* [Data provided]

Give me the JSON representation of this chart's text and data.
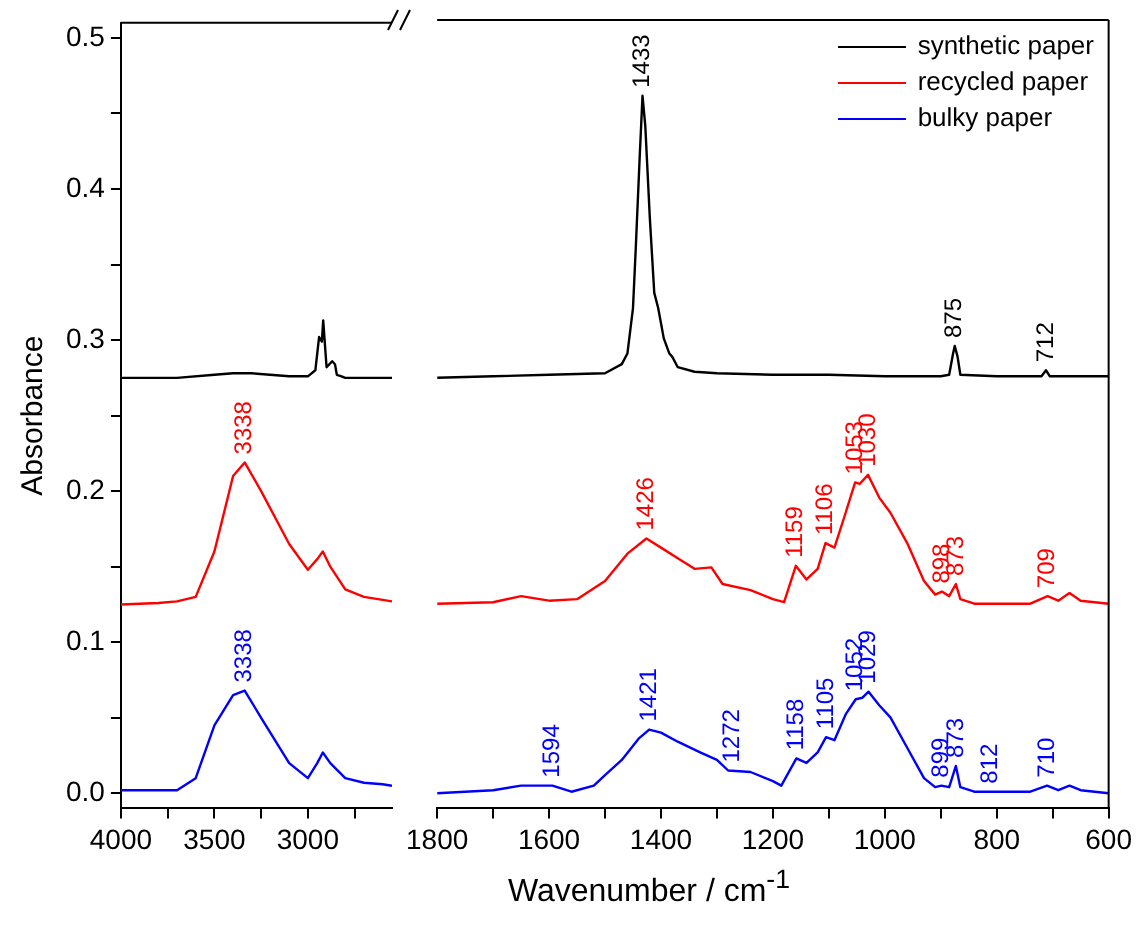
{
  "chart_data": [
    {
      "type": "line",
      "ylabel": "Absorbance",
      "xlim": [
        4000,
        2550
      ],
      "xticks": [
        4000,
        {
          "value": 3750,
          "label": null
        },
        3500,
        {
          "value": 3250,
          "label": null
        },
        3000,
        {
          "value": 2750,
          "label": null
        }
      ],
      "ylim": [
        -0.01,
        0.51
      ],
      "yticks": [
        {
          "value": 0,
          "label": "0.0"
        },
        {
          "value": 0.05,
          "label": null
        },
        0.1,
        {
          "value": 0.15,
          "label": null
        },
        0.2,
        {
          "value": 0.25,
          "label": null
        },
        0.3,
        {
          "value": 0.35,
          "label": null
        },
        0.4,
        {
          "value": 0.45,
          "label": null
        },
        0.5
      ],
      "series": [
        {
          "color": "#000000",
          "x": [
            4000,
            3700,
            3500,
            3400,
            3300,
            3100,
            3000,
            2960,
            2940,
            2925,
            2918,
            2900,
            2870,
            2855,
            2845,
            2820,
            2800,
            2700,
            2600,
            2550
          ],
          "values": [
            0.275,
            0.275,
            0.277,
            0.278,
            0.278,
            0.276,
            0.276,
            0.28,
            0.302,
            0.299,
            0.313,
            0.282,
            0.286,
            0.284,
            0.277,
            0.276,
            0.275,
            0.275,
            0.275,
            0.275
          ]
        },
        {
          "color": "#ff0000",
          "x": [
            4000,
            3800,
            3700,
            3600,
            3500,
            3400,
            3338,
            3250,
            3100,
            3000,
            2950,
            2920,
            2880,
            2800,
            2700,
            2600,
            2550
          ],
          "values": [
            0.125,
            0.126,
            0.127,
            0.13,
            0.16,
            0.21,
            0.219,
            0.2,
            0.165,
            0.148,
            0.155,
            0.16,
            0.15,
            0.135,
            0.13,
            0.128,
            0.127
          ]
        },
        {
          "color": "#0000ff",
          "x": [
            4000,
            3800,
            3700,
            3600,
            3500,
            3400,
            3338,
            3250,
            3100,
            3000,
            2950,
            2920,
            2880,
            2800,
            2700,
            2600,
            2550
          ],
          "values": [
            0.002,
            0.002,
            0.002,
            0.01,
            0.045,
            0.065,
            0.068,
            0.05,
            0.02,
            0.01,
            0.02,
            0.027,
            0.02,
            0.01,
            0.007,
            0.006,
            0.005
          ]
        }
      ],
      "annotations": [
        {
          "text": "3338",
          "x": 3338,
          "y": 0.219
        },
        {
          "text": "3338",
          "x": 3338,
          "y": 0.068
        }
      ]
    },
    {
      "type": "line",
      "xlabel": "Wavenumber / cm$^{-1}$",
      "xlim": [
        1800,
        600
      ],
      "xticks": [
        1800,
        {
          "value": 1700,
          "label": null
        },
        1600,
        {
          "value": 1500,
          "label": null
        },
        1400,
        {
          "value": 1300,
          "label": null
        },
        1200,
        {
          "value": 1100,
          "label": null
        },
        1000,
        {
          "value": 900,
          "label": null
        },
        800,
        {
          "value": 700,
          "label": null
        },
        600
      ],
      "ylim": [
        -0.01,
        0.51
      ],
      "tick_labels": "x",
      "legend": "top right",
      "series": [
        {
          "name": "synthetic paper",
          "color": "#000000",
          "x": [
            1800,
            1700,
            1600,
            1500,
            1470,
            1460,
            1450,
            1445,
            1438,
            1433,
            1428,
            1420,
            1412,
            1405,
            1395,
            1385,
            1380,
            1370,
            1340,
            1300,
            1200,
            1100,
            1000,
            900,
            885,
            878,
            875,
            870,
            865,
            800,
            720,
            712,
            705,
            650,
            600
          ],
          "values": [
            0.274,
            0.275,
            0.276,
            0.277,
            0.283,
            0.29,
            0.32,
            0.36,
            0.42,
            0.46,
            0.44,
            0.38,
            0.33,
            0.32,
            0.3,
            0.29,
            0.288,
            0.281,
            0.278,
            0.277,
            0.276,
            0.276,
            0.275,
            0.275,
            0.276,
            0.29,
            0.295,
            0.288,
            0.276,
            0.275,
            0.275,
            0.279,
            0.275,
            0.275,
            0.275
          ]
        },
        {
          "name": "recycled paper",
          "color": "#ff0000",
          "x": [
            1800,
            1700,
            1650,
            1600,
            1550,
            1500,
            1460,
            1426,
            1400,
            1370,
            1340,
            1310,
            1290,
            1240,
            1200,
            1180,
            1159,
            1140,
            1120,
            1106,
            1090,
            1070,
            1053,
            1045,
            1030,
            1010,
            990,
            960,
            930,
            910,
            898,
            885,
            873,
            865,
            840,
            740,
            709,
            690,
            670,
            650,
            600
          ],
          "values": [
            0.125,
            0.126,
            0.13,
            0.127,
            0.128,
            0.14,
            0.158,
            0.168,
            0.162,
            0.155,
            0.148,
            0.149,
            0.138,
            0.134,
            0.128,
            0.126,
            0.15,
            0.141,
            0.148,
            0.165,
            0.162,
            0.185,
            0.205,
            0.204,
            0.21,
            0.195,
            0.185,
            0.165,
            0.14,
            0.131,
            0.133,
            0.13,
            0.138,
            0.128,
            0.125,
            0.125,
            0.13,
            0.127,
            0.132,
            0.127,
            0.125
          ]
        },
        {
          "name": "bulky paper",
          "color": "#0000ff",
          "x": [
            1800,
            1700,
            1650,
            1594,
            1560,
            1520,
            1500,
            1470,
            1440,
            1421,
            1400,
            1370,
            1330,
            1300,
            1280,
            1240,
            1200,
            1185,
            1158,
            1140,
            1120,
            1105,
            1090,
            1070,
            1052,
            1040,
            1029,
            1010,
            990,
            960,
            930,
            910,
            899,
            885,
            873,
            865,
            840,
            812,
            740,
            710,
            690,
            670,
            650,
            600
          ],
          "values": [
            0.0,
            0.002,
            0.005,
            0.005,
            0.001,
            0.005,
            0.012,
            0.022,
            0.036,
            0.042,
            0.04,
            0.034,
            0.027,
            0.022,
            0.015,
            0.014,
            0.008,
            0.005,
            0.023,
            0.02,
            0.027,
            0.037,
            0.035,
            0.052,
            0.062,
            0.063,
            0.067,
            0.058,
            0.05,
            0.03,
            0.01,
            0.004,
            0.005,
            0.004,
            0.018,
            0.004,
            0.001,
            0.001,
            0.001,
            0.005,
            0.002,
            0.005,
            0.002,
            0.0
          ]
        }
      ],
      "annotations": [
        {
          "text": "1433",
          "x": 1433,
          "y": 0.46
        },
        {
          "text": "875",
          "x": 875,
          "y": 0.295
        },
        {
          "text": "712",
          "x": 712,
          "y": 0.279
        },
        {
          "text": "1426",
          "x": 1426,
          "y": 0.168
        },
        {
          "text": "1159",
          "x": 1159,
          "y": 0.15
        },
        {
          "text": "1106",
          "x": 1106,
          "y": 0.165
        },
        {
          "text": "1053",
          "x": 1053,
          "y": 0.205
        },
        {
          "text": "1030",
          "x": 1030,
          "y": 0.21
        },
        {
          "text": "898",
          "x": 898,
          "y": 0.133
        },
        {
          "text": "873",
          "x": 873,
          "y": 0.138
        },
        {
          "text": "709",
          "x": 709,
          "y": 0.13
        },
        {
          "text": "1594",
          "x": 1594,
          "y": 0.005
        },
        {
          "text": "1421",
          "x": 1421,
          "y": 0.042
        },
        {
          "text": "1272",
          "x": 1272,
          "y": 0.015
        },
        {
          "text": "1158",
          "x": 1158,
          "y": 0.023
        },
        {
          "text": "1105",
          "x": 1105,
          "y": 0.037
        },
        {
          "text": "1052",
          "x": 1052,
          "y": 0.062
        },
        {
          "text": "1029",
          "x": 1029,
          "y": 0.067
        },
        {
          "text": "899",
          "x": 899,
          "y": 0.005
        },
        {
          "text": "873",
          "x": 873,
          "y": 0.018
        },
        {
          "text": "812",
          "x": 812,
          "y": 0.001
        },
        {
          "text": "710",
          "x": 710,
          "y": 0.005
        }
      ]
    }
  ]
}
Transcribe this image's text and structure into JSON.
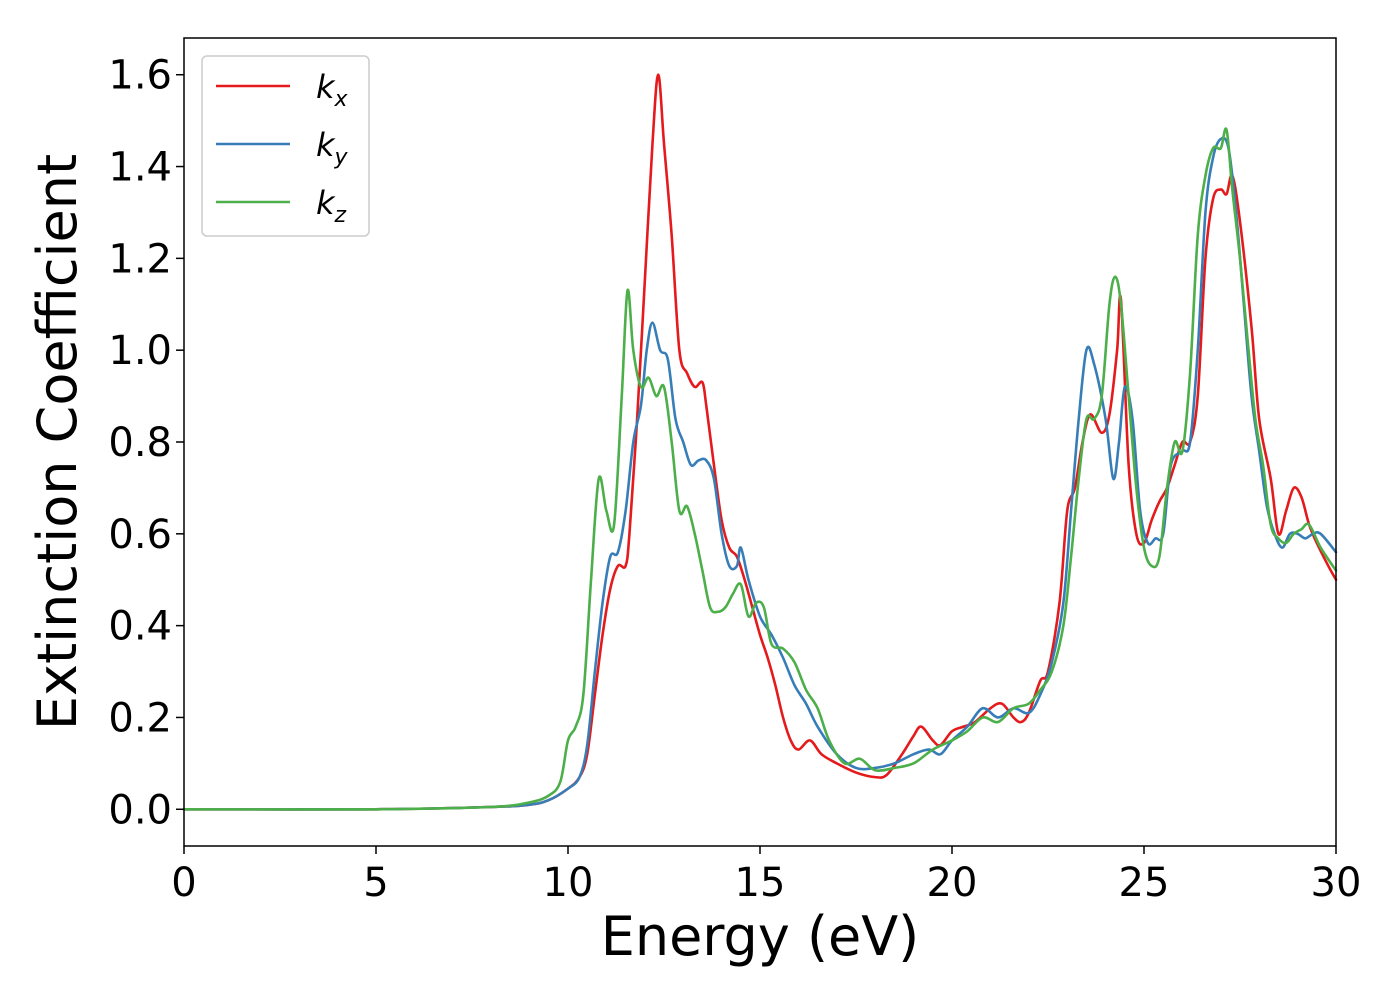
{
  "chart_data": {
    "type": "line",
    "xlabel": "Energy (eV)",
    "ylabel": "Extinction Coefficient",
    "xlim": [
      0,
      30
    ],
    "ylim": [
      -0.08,
      1.68
    ],
    "xticks": [
      0,
      5,
      10,
      15,
      20,
      25,
      30
    ],
    "xtick_labels": [
      "0",
      "5",
      "10",
      "15",
      "20",
      "25",
      "30"
    ],
    "yticks": [
      0.0,
      0.2,
      0.4,
      0.6,
      0.8,
      1.0,
      1.2,
      1.4,
      1.6
    ],
    "ytick_labels": [
      "0.0",
      "0.2",
      "0.4",
      "0.6",
      "0.8",
      "1.0",
      "1.2",
      "1.4",
      "1.6"
    ],
    "grid": false,
    "legend_position": "top-left",
    "series": [
      {
        "name": "k",
        "subscript": "x",
        "color": "#e41a1c",
        "x": [
          0,
          5,
          8,
          9,
          9.5,
          10,
          10.3,
          10.5,
          10.7,
          10.9,
          11.1,
          11.3,
          11.5,
          11.6,
          11.8,
          12.0,
          12.2,
          12.35,
          12.5,
          12.7,
          12.9,
          13.1,
          13.3,
          13.5,
          13.6,
          13.8,
          14.0,
          14.2,
          14.4,
          14.6,
          14.8,
          15.0,
          15.2,
          15.4,
          15.6,
          15.8,
          16.0,
          16.3,
          16.6,
          17.0,
          17.5,
          18.0,
          18.3,
          18.7,
          19.0,
          19.2,
          19.5,
          19.7,
          20.0,
          20.3,
          20.6,
          21.0,
          21.3,
          21.6,
          21.8,
          22.0,
          22.3,
          22.5,
          22.8,
          23.0,
          23.2,
          23.4,
          23.6,
          23.9,
          24.1,
          24.3,
          24.4,
          24.6,
          24.8,
          25.0,
          25.2,
          25.4,
          25.6,
          25.8,
          26.0,
          26.2,
          26.4,
          26.6,
          26.8,
          27.0,
          27.15,
          27.3,
          27.5,
          27.8,
          28.0,
          28.3,
          28.5,
          28.7,
          28.9,
          29.1,
          29.3,
          29.5,
          29.8,
          30.0
        ],
        "values": [
          0.0,
          0.0,
          0.005,
          0.01,
          0.02,
          0.045,
          0.07,
          0.12,
          0.25,
          0.38,
          0.48,
          0.53,
          0.53,
          0.6,
          0.85,
          1.15,
          1.45,
          1.6,
          1.45,
          1.25,
          1.0,
          0.95,
          0.92,
          0.93,
          0.88,
          0.75,
          0.63,
          0.57,
          0.55,
          0.5,
          0.44,
          0.38,
          0.33,
          0.27,
          0.2,
          0.15,
          0.13,
          0.15,
          0.12,
          0.1,
          0.08,
          0.07,
          0.075,
          0.12,
          0.16,
          0.18,
          0.15,
          0.14,
          0.17,
          0.18,
          0.19,
          0.22,
          0.23,
          0.2,
          0.19,
          0.21,
          0.28,
          0.3,
          0.45,
          0.65,
          0.7,
          0.8,
          0.86,
          0.82,
          0.86,
          1.0,
          1.11,
          0.75,
          0.6,
          0.58,
          0.63,
          0.67,
          0.7,
          0.75,
          0.8,
          0.8,
          0.9,
          1.2,
          1.33,
          1.35,
          1.34,
          1.38,
          1.28,
          1.05,
          0.85,
          0.72,
          0.6,
          0.65,
          0.7,
          0.68,
          0.62,
          0.58,
          0.53,
          0.5
        ]
      },
      {
        "name": "k",
        "subscript": "y",
        "color": "#377eb8",
        "x": [
          0,
          5,
          8,
          9,
          9.5,
          10,
          10.3,
          10.5,
          10.7,
          10.9,
          11.1,
          11.3,
          11.5,
          11.7,
          11.9,
          12.05,
          12.2,
          12.4,
          12.6,
          12.8,
          13.0,
          13.2,
          13.4,
          13.6,
          13.8,
          14.0,
          14.2,
          14.4,
          14.5,
          14.7,
          15.0,
          15.3,
          15.6,
          15.9,
          16.2,
          16.5,
          17.0,
          17.5,
          18.0,
          18.5,
          19.0,
          19.4,
          19.7,
          20.0,
          20.4,
          20.8,
          21.2,
          21.6,
          22.0,
          22.3,
          22.6,
          22.9,
          23.1,
          23.3,
          23.5,
          23.7,
          24.0,
          24.2,
          24.35,
          24.5,
          24.7,
          24.9,
          25.1,
          25.3,
          25.5,
          25.7,
          26.0,
          26.2,
          26.4,
          26.6,
          26.8,
          27.0,
          27.2,
          27.4,
          27.6,
          27.8,
          28.0,
          28.2,
          28.4,
          28.6,
          28.8,
          29.0,
          29.2,
          29.4,
          29.6,
          30.0
        ],
        "values": [
          0.0,
          0.0,
          0.005,
          0.01,
          0.02,
          0.045,
          0.07,
          0.14,
          0.3,
          0.45,
          0.55,
          0.56,
          0.65,
          0.8,
          0.88,
          1.0,
          1.06,
          1.0,
          0.98,
          0.85,
          0.8,
          0.75,
          0.76,
          0.76,
          0.72,
          0.6,
          0.53,
          0.53,
          0.57,
          0.5,
          0.42,
          0.38,
          0.33,
          0.27,
          0.23,
          0.18,
          0.12,
          0.09,
          0.09,
          0.1,
          0.12,
          0.13,
          0.12,
          0.15,
          0.18,
          0.22,
          0.2,
          0.22,
          0.21,
          0.25,
          0.32,
          0.45,
          0.65,
          0.85,
          1.0,
          0.97,
          0.85,
          0.72,
          0.8,
          0.92,
          0.85,
          0.65,
          0.58,
          0.59,
          0.6,
          0.75,
          0.78,
          0.8,
          1.0,
          1.3,
          1.42,
          1.46,
          1.44,
          1.3,
          1.1,
          0.9,
          0.78,
          0.66,
          0.6,
          0.57,
          0.6,
          0.6,
          0.59,
          0.6,
          0.6,
          0.56
        ]
      },
      {
        "name": "k",
        "subscript": "z",
        "color": "#4daf4a",
        "x": [
          0,
          5,
          8,
          9,
          9.5,
          9.8,
          10.0,
          10.2,
          10.4,
          10.6,
          10.8,
          11.0,
          11.2,
          11.4,
          11.55,
          11.7,
          11.9,
          12.1,
          12.3,
          12.5,
          12.7,
          12.9,
          13.1,
          13.3,
          13.5,
          13.7,
          13.9,
          14.1,
          14.3,
          14.5,
          14.7,
          14.9,
          15.1,
          15.3,
          15.6,
          15.9,
          16.2,
          16.5,
          16.8,
          17.2,
          17.6,
          18.0,
          18.5,
          19.0,
          19.5,
          20.0,
          20.4,
          20.8,
          21.2,
          21.6,
          22.0,
          22.3,
          22.6,
          22.9,
          23.1,
          23.3,
          23.5,
          23.7,
          23.9,
          24.1,
          24.25,
          24.4,
          24.6,
          24.8,
          25.0,
          25.2,
          25.4,
          25.6,
          25.8,
          26.0,
          26.2,
          26.4,
          26.6,
          26.8,
          27.0,
          27.15,
          27.3,
          27.5,
          27.7,
          27.9,
          28.1,
          28.3,
          28.5,
          28.7,
          28.9,
          29.1,
          29.3,
          29.6,
          30.0
        ],
        "values": [
          0.0,
          0.0,
          0.005,
          0.015,
          0.03,
          0.06,
          0.15,
          0.18,
          0.25,
          0.5,
          0.72,
          0.65,
          0.62,
          0.9,
          1.13,
          1.0,
          0.92,
          0.94,
          0.9,
          0.92,
          0.8,
          0.65,
          0.66,
          0.6,
          0.52,
          0.44,
          0.43,
          0.44,
          0.47,
          0.49,
          0.42,
          0.45,
          0.44,
          0.36,
          0.35,
          0.32,
          0.26,
          0.22,
          0.15,
          0.1,
          0.11,
          0.085,
          0.09,
          0.1,
          0.13,
          0.15,
          0.17,
          0.2,
          0.19,
          0.22,
          0.23,
          0.26,
          0.3,
          0.4,
          0.55,
          0.72,
          0.85,
          0.85,
          0.9,
          1.1,
          1.16,
          1.1,
          0.9,
          0.7,
          0.57,
          0.53,
          0.55,
          0.7,
          0.8,
          0.78,
          0.95,
          1.25,
          1.38,
          1.44,
          1.44,
          1.48,
          1.35,
          1.2,
          1.02,
          0.85,
          0.75,
          0.62,
          0.59,
          0.58,
          0.6,
          0.61,
          0.62,
          0.57,
          0.52
        ]
      }
    ]
  }
}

* [Set problem]
Within the entries above, work out how many lines contain the word "paper". The number alone is the answer.

* [Answer in full]
3